=== DATASET EXTRACT ===
+--

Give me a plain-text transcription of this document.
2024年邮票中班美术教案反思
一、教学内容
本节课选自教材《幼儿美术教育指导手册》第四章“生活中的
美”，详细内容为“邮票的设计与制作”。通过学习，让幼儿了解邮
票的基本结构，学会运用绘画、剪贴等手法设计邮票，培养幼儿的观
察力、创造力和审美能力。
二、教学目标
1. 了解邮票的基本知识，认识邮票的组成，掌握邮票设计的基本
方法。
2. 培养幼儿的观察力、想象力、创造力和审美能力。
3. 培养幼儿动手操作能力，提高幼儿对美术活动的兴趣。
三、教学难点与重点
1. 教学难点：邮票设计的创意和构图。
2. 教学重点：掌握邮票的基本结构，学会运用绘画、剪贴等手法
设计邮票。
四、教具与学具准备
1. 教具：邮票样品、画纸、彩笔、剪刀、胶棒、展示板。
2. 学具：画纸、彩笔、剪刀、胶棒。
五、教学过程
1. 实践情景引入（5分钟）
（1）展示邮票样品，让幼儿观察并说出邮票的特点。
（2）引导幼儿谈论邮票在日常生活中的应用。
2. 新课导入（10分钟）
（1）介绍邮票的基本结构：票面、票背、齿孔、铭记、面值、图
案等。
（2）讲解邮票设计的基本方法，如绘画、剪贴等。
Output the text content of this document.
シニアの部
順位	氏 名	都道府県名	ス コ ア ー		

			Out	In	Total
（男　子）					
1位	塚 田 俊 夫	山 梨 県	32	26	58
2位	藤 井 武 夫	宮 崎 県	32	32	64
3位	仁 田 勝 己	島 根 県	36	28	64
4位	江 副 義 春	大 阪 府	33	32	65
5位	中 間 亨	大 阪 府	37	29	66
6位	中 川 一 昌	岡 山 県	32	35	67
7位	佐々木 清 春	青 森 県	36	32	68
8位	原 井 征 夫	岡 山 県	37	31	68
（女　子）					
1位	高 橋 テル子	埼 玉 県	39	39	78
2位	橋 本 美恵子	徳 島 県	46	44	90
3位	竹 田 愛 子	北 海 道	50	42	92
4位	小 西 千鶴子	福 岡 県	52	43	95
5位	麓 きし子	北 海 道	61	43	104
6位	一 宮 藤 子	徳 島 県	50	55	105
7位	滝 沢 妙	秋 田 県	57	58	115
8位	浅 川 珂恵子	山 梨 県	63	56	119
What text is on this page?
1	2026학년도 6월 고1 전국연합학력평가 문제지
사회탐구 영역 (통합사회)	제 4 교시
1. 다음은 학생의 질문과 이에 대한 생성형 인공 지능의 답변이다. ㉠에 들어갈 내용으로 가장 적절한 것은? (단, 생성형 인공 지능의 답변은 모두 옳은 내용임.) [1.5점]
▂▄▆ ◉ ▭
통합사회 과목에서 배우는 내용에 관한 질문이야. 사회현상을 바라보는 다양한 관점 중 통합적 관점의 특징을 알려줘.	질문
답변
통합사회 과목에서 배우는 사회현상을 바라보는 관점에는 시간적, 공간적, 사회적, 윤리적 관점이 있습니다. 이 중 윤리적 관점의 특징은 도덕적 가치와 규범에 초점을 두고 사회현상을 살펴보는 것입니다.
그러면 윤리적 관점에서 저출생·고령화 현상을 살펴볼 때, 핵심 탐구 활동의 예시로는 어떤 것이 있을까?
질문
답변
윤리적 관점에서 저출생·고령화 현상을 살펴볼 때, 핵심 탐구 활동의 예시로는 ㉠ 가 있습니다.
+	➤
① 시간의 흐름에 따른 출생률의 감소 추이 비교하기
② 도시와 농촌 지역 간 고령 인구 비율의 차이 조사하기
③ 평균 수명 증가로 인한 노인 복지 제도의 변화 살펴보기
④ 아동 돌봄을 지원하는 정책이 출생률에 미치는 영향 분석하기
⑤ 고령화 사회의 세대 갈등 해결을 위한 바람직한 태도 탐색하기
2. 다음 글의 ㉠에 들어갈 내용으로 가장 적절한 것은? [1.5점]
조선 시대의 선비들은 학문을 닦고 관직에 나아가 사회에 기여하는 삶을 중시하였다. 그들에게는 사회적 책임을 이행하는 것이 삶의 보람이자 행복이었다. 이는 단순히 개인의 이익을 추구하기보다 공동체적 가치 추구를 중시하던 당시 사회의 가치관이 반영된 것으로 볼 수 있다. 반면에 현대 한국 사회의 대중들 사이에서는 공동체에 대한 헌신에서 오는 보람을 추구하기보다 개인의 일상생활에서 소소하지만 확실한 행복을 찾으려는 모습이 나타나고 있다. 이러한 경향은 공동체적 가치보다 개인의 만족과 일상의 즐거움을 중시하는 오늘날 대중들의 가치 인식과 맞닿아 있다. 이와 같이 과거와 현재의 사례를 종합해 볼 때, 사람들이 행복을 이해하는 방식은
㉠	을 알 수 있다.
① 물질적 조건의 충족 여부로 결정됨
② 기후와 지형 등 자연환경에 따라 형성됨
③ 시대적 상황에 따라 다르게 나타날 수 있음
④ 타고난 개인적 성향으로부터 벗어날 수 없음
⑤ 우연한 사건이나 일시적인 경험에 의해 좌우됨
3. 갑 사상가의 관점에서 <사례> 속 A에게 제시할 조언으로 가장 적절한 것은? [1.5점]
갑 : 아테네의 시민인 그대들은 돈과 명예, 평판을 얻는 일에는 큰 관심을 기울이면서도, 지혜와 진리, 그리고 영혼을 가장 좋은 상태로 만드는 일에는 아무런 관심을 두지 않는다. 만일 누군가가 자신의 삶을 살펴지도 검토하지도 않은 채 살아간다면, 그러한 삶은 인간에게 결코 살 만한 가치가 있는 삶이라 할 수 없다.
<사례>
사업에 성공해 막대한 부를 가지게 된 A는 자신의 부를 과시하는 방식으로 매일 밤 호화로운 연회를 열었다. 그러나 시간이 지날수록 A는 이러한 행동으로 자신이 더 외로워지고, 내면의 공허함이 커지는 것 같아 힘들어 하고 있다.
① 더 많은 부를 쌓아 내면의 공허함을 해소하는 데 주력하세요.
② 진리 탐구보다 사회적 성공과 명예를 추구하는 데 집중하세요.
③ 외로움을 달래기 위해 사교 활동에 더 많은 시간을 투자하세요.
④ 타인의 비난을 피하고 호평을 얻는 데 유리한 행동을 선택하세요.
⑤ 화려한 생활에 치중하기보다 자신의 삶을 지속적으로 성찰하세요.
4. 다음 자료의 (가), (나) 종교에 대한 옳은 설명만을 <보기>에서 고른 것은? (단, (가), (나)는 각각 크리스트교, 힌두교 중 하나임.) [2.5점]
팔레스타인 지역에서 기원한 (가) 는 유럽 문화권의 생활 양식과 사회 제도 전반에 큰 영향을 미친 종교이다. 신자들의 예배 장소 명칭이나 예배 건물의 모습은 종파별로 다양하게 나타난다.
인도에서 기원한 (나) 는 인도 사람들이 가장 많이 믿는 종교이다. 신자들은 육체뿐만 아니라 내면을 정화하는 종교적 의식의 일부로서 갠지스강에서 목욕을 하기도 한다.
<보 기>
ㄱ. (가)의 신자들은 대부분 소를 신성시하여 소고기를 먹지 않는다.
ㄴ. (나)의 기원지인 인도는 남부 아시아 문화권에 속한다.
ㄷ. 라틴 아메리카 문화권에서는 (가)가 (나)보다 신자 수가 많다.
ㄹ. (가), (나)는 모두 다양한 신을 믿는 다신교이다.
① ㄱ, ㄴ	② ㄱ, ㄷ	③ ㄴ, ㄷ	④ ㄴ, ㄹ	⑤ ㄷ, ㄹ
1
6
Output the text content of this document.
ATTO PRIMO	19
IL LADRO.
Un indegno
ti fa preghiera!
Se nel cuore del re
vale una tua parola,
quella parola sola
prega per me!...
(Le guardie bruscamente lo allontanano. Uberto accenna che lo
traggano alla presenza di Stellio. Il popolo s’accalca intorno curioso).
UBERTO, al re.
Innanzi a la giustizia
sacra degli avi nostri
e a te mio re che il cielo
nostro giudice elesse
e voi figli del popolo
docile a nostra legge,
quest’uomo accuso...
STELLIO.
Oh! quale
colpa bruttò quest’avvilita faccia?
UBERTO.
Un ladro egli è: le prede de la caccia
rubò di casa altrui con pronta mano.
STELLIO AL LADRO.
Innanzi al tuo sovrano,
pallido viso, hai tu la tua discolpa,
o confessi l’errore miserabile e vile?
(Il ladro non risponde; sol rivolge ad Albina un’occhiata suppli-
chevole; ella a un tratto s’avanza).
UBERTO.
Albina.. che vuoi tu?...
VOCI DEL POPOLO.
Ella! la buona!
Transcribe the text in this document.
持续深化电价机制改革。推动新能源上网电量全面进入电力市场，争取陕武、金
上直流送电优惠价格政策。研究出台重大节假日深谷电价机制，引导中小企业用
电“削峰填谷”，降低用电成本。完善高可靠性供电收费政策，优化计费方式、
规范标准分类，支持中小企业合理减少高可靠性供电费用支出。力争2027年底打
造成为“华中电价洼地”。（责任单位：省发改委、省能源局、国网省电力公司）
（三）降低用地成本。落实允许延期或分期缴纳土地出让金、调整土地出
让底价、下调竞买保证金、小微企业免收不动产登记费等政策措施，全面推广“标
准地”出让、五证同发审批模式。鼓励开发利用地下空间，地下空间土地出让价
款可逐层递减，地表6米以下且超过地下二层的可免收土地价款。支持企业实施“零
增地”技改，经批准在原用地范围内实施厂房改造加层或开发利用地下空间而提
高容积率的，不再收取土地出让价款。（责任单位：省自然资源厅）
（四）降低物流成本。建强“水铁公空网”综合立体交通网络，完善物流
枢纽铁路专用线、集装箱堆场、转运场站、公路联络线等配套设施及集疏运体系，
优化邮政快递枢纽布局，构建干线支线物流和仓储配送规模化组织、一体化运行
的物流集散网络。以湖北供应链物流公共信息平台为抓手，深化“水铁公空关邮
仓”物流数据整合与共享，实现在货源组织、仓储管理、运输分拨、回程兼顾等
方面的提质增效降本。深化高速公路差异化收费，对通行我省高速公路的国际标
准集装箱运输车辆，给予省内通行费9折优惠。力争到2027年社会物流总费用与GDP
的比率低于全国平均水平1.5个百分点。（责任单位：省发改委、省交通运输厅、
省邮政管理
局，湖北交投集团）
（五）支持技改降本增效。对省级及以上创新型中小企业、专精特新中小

+--

=== TO BE DONE ===
Extract, from the listing above, every line where the string "과목에서" occurs.

=== EXPECTED ANSWER ===
통합사회 과목에서 배우는 내용에 관한 질문이야. 사회현상을 바라보는 다양한 관점 중 통합적 관점의 특징을 알려줘.	질문
통합사회 과목에서 배우는 사회현상을 바라보는 관점에는 시간적, 공간적, 사회적, 윤리적 관점이 있습니다. 이 중 윤리적 관점의 특징은 도덕적 가치와 규범에 초점을 두고 사회현상을 살펴보는 것입니다.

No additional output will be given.